#### Problem:
Make an exact copy of all the entries, with the pictures left out.

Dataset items
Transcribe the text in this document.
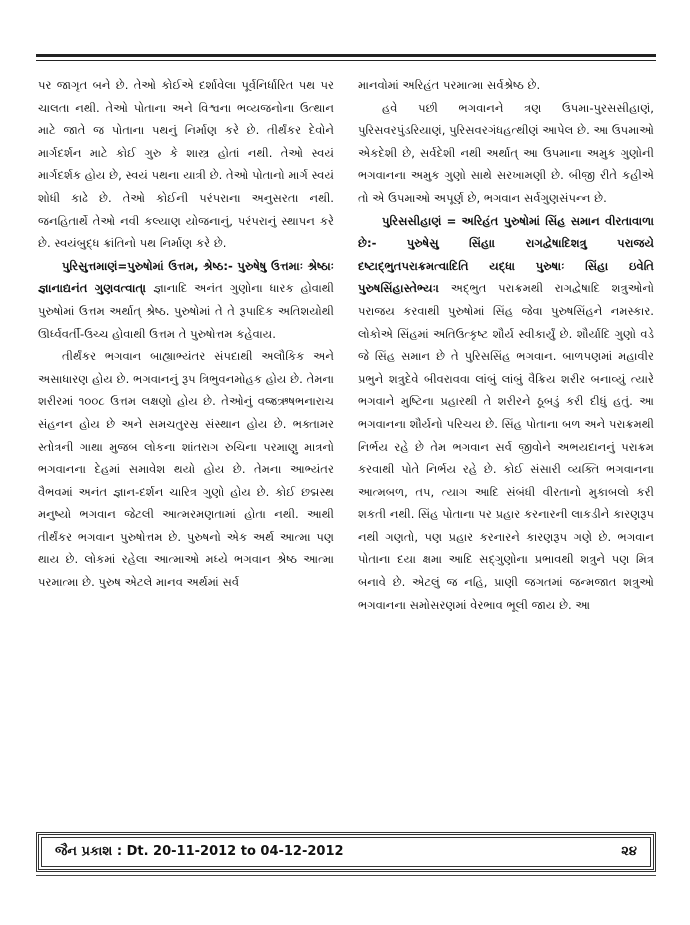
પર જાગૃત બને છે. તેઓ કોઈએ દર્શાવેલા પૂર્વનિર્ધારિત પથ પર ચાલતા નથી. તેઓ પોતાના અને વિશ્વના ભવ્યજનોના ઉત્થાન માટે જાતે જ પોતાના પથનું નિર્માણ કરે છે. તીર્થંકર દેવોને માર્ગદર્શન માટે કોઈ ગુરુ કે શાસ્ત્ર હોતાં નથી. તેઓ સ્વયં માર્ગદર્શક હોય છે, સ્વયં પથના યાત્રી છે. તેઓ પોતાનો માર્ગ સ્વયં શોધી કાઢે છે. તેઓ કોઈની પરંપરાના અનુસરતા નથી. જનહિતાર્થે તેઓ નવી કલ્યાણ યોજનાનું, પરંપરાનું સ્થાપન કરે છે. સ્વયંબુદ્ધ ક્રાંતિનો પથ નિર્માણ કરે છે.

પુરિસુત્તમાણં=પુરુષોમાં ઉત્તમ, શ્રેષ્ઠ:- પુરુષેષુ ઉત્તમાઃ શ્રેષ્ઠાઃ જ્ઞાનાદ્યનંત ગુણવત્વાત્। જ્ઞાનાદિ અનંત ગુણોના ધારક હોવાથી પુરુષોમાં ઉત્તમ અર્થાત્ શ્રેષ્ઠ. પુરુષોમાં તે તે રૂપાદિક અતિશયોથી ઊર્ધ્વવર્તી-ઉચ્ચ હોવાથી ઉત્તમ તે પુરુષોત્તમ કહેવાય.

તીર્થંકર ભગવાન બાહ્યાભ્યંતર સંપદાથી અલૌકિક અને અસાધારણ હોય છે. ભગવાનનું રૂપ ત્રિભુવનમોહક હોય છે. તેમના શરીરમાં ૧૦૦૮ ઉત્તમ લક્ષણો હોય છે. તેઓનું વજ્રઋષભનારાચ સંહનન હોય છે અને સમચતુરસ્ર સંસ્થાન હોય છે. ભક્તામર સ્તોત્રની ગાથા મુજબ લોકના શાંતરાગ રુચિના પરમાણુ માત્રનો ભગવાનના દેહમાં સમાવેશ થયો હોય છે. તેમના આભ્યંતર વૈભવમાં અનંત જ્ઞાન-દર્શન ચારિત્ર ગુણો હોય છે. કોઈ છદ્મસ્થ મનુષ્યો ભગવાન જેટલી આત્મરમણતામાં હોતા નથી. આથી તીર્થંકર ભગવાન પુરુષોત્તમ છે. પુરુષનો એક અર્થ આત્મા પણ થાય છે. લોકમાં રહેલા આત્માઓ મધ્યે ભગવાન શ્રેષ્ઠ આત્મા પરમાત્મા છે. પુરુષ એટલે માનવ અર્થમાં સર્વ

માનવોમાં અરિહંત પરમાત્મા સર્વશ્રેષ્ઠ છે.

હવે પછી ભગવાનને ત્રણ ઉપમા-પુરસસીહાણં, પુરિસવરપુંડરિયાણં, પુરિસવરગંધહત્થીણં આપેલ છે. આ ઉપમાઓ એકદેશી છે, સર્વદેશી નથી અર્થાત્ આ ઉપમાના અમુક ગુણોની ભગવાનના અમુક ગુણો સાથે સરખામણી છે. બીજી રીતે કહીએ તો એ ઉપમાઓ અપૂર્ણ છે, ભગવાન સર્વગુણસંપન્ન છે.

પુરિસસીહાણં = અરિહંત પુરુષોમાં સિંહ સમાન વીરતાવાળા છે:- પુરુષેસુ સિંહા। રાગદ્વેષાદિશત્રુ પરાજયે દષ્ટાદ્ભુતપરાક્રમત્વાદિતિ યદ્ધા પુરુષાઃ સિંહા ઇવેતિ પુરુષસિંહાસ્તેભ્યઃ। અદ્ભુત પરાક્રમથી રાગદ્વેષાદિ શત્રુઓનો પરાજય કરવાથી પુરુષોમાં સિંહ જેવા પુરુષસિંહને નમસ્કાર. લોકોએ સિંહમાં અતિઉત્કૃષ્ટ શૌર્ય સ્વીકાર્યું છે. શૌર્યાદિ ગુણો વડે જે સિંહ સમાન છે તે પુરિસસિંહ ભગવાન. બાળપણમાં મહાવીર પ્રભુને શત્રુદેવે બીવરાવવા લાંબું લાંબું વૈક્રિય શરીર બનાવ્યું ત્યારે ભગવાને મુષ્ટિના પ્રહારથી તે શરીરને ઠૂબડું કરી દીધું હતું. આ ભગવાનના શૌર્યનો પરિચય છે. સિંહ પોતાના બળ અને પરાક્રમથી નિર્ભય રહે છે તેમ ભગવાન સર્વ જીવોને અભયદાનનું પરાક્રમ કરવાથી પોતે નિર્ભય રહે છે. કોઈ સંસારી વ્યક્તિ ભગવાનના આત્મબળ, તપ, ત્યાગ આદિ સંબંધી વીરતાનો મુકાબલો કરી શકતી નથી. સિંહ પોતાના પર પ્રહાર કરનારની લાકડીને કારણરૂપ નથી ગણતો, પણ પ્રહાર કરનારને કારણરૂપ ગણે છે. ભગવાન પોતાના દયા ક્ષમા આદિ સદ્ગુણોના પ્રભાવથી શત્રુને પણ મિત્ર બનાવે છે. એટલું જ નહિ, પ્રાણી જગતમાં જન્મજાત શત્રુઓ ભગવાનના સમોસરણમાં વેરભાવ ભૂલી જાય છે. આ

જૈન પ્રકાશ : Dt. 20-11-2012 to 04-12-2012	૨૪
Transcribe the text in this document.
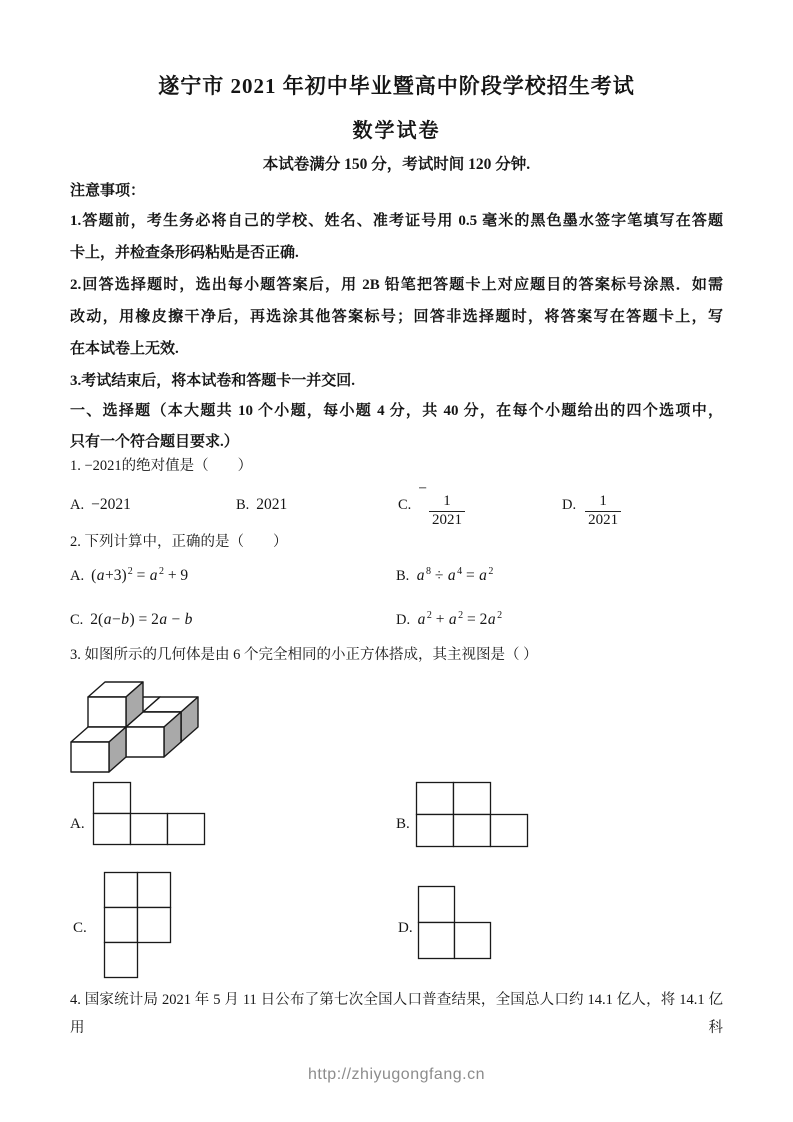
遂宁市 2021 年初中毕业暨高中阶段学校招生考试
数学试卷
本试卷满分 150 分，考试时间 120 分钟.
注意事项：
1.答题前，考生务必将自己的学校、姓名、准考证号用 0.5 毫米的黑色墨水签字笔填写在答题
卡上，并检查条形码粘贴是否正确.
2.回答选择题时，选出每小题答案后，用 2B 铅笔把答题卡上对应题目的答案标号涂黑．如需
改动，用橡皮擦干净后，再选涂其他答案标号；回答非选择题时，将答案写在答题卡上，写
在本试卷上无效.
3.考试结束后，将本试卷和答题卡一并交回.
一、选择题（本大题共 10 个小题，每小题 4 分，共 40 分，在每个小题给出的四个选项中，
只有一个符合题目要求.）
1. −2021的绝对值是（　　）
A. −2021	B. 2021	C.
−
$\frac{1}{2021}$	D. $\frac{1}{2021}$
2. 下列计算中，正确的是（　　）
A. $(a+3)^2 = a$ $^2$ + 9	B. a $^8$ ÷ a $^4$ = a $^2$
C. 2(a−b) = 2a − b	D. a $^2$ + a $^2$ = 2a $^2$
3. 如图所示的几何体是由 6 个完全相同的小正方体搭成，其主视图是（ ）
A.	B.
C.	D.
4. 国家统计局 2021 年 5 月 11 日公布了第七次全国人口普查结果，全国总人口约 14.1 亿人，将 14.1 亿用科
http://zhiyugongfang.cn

#### Result below:
Transcribe the text in this document.
પર જાગૃત બને છે. તેઓ કોઈએ દર્શાવેલા પૂર્વનિર્ધારિત પથ પર ચાલતા નથી. તેઓ પોતાના અને વિશ્વના ભવ્યજનોના ઉત્થાન માટે જાતે જ પોતાના પથનું નિર્માણ કરે છે. તીર્થંકર દેવોને માર્ગદર્શન માટે કોઈ ગુરુ કે શાસ્ત્ર હોતાં નથી. તેઓ સ્વયં માર્ગદર્શક હોય છે, સ્વયં પથના યાત્રી છે. તેઓ પોતાનો માર્ગ સ્વયં શોધી કાઢે છે. તેઓ કોઈની પરંપરાના અનુસરતા નથી. જનહિતાર્થે તેઓ નવી કલ્યાણ યોજનાનું, પરંપરાનું સ્થાપન કરે છે. સ્વયંબુદ્ધ ક્રાંતિનો પથ નિર્માણ કરે છે.

પુરિસુત્તમાણં=પુરુષોમાં ઉત્તમ, શ્રેષ્ઠ:- પુરુષેષુ ઉત્તમાઃ શ્રેષ્ઠાઃ જ્ઞાનાદ્યનંત ગુણવત્વાત્। જ્ઞાનાદિ અનંત ગુણોના ધારક હોવાથી પુરુષોમાં ઉત્તમ અર્થાત્ શ્રેષ્ઠ. પુરુષોમાં તે તે રૂપાદિક અતિશયોથી ઊર્ધ્વવર્તી-ઉચ્ચ હોવાથી ઉત્તમ તે પુરુષોત્તમ કહેવાય.

તીર્થંકર ભગવાન બાહ્યાભ્યંતર સંપદાથી અલૌકિક અને અસાધારણ હોય છે. ભગવાનનું રૂપ ત્રિભુવનમોહક હોય છે. તેમના શરીરમાં ૧૦૦૮ ઉત્તમ લક્ષણો હોય છે. તેઓનું વજ્રઋષભનારાચ સંહનન હોય છે અને સમચતુરસ્ર સંસ્થાન હોય છે. ભક્તામર સ્તોત્રની ગાથા મુજબ લોકના શાંતરાગ રુચિના પરમાણુ માત્રનો ભગવાનના દેહમાં સમાવેશ થયો હોય છે. તેમના આભ્યંતર વૈભવમાં અનંત જ્ઞાન-દર્શન ચારિત્ર ગુણો હોય છે. કોઈ છદ્મસ્થ મનુષ્યો ભગવાન જેટલી આત્મરમણતામાં હોતા નથી. આથી તીર્થંકર ભગવાન પુરુષોત્તમ છે. પુરુષનો એક અર્થ આત્મા પણ થાય છે. લોકમાં રહેલા આત્માઓ મધ્યે ભગવાન શ્રેષ્ઠ આત્મા પરમાત્મા છે. પુરુષ એટલે માનવ અર્થમાં સર્વ

માનવોમાં અરિહંત પરમાત્મા સર્વશ્રેષ્ઠ છે.

હવે પછી ભગવાનને ત્રણ ઉપમા-પુરસસીહાણં, પુરિસવરપુંડરિયાણં, પુરિસવરગંધહત્થીણં આપેલ છે. આ ઉપમાઓ એકદેશી છે, સર્વદેશી નથી અર્થાત્ આ ઉપમાના અમુક ગુણોની ભગવાનના અમુક ગુણો સાથે સરખામણી છે. બીજી રીતે કહીએ તો એ ઉપમાઓ અપૂર્ણ છે, ભગવાન સર્વગુણસંપન્ન છે.

પુરિસસીહાણં = અરિહંત પુરુષોમાં સિંહ સમાન વીરતાવાળા છે:- પુરુષેસુ સિંહા। રાગદ્વેષાદિશત્રુ પરાજયે દષ્ટાદ્ભુતપરાક્રમત્વાદિતિ યદ્ધા પુરુષાઃ સિંહા ઇવેતિ પુરુષસિંહાસ્તેભ્યઃ। અદ્ભુત પરાક્રમથી રાગદ્વેષાદિ શત્રુઓનો પરાજય કરવાથી પુરુષોમાં સિંહ જેવા પુરુષસિંહને નમસ્કાર. લોકોએ સિંહમાં અતિઉત્કૃષ્ટ શૌર્ય સ્વીકાર્યું છે. શૌર્યાદિ ગુણો વડે જે સિંહ સમાન છે તે પુરિસસિંહ ભગવાન. બાળપણમાં મહાવીર પ્રભુને શત્રુદેવે બીવરાવવા લાંબું લાંબું વૈક્રિય શરીર બનાવ્યું ત્યારે ભગવાને મુષ્ટિના પ્રહારથી તે શરીરને ઠૂબડું કરી દીધું હતું. આ ભગવાનના શૌર્યનો પરિચય છે. સિંહ પોતાના બળ અને પરાક્રમથી નિર્ભય રહે છે તેમ ભગવાન સર્વ જીવોને અભયદાનનું પરાક્રમ કરવાથી પોતે નિર્ભય રહે છે. કોઈ સંસારી વ્યક્તિ ભગવાનના આત્મબળ, તપ, ત્યાગ આદિ સંબંધી વીરતાનો મુકાબલો કરી શકતી નથી. સિંહ પોતાના પર પ્રહાર કરનારની લાકડીને કારણરૂપ નથી ગણતો, પણ પ્રહાર કરનારને કારણરૂપ ગણે છે. ભગવાન પોતાના દયા ક્ષમા આદિ સદ્ગુણોના પ્રભાવથી શત્રુને પણ મિત્ર બનાવે છે. એટલું જ નહિ, પ્રાણી જગતમાં જન્મજાત શત્રુઓ ભગવાનના સમોસરણમાં વેરભાવ ભૂલી જાય છે. આ

જૈન પ્રકાશ : Dt. 20-11-2012 to 04-12-2012	૨૪
Transcribe the text in this document.
遂宁市 2021 年初中毕业暨高中阶段学校招生考试
数学试卷
本试卷满分 150 分，考试时间 120 分钟.
注意事项：
1.答题前，考生务必将自己的学校、姓名、准考证号用 0.5 毫米的黑色墨水签字笔填写在答题
卡上，并检查条形码粘贴是否正确.
2.回答选择题时，选出每小题答案后，用 2B 铅笔把答题卡上对应题目的答案标号涂黑．如需
改动，用橡皮擦干净后，再选涂其他答案标号；回答非选择题时，将答案写在答题卡上，写
在本试卷上无效.
3.考试结束后，将本试卷和答题卡一并交回.
一、选择题（本大题共 10 个小题，每小题 4 分，共 40 分，在每个小题给出的四个选项中，
只有一个符合题目要求.）
1. −2021的绝对值是（　　）
A. −2021	B. 2021	C.
−
$\frac{1}{2021}$	D. $\frac{1}{2021}$
2. 下列计算中，正确的是（　　）
A. $(a+3)^2 = a$ $^2$ + 9	B. a $^8$ ÷ a $^4$ = a $^2$
C. 2(a−b) = 2a − b	D. a $^2$ + a $^2$ = 2a $^2$
3. 如图所示的几何体是由 6 个完全相同的小正方体搭成，其主视图是（ ）
A.	B.
C.	D.
4. 国家统计局 2021 年 5 月 11 日公布了第七次全国人口普查结果，全国总人口约 14.1 亿人，将 14.1 亿用科
http://zhiyugongfang.cn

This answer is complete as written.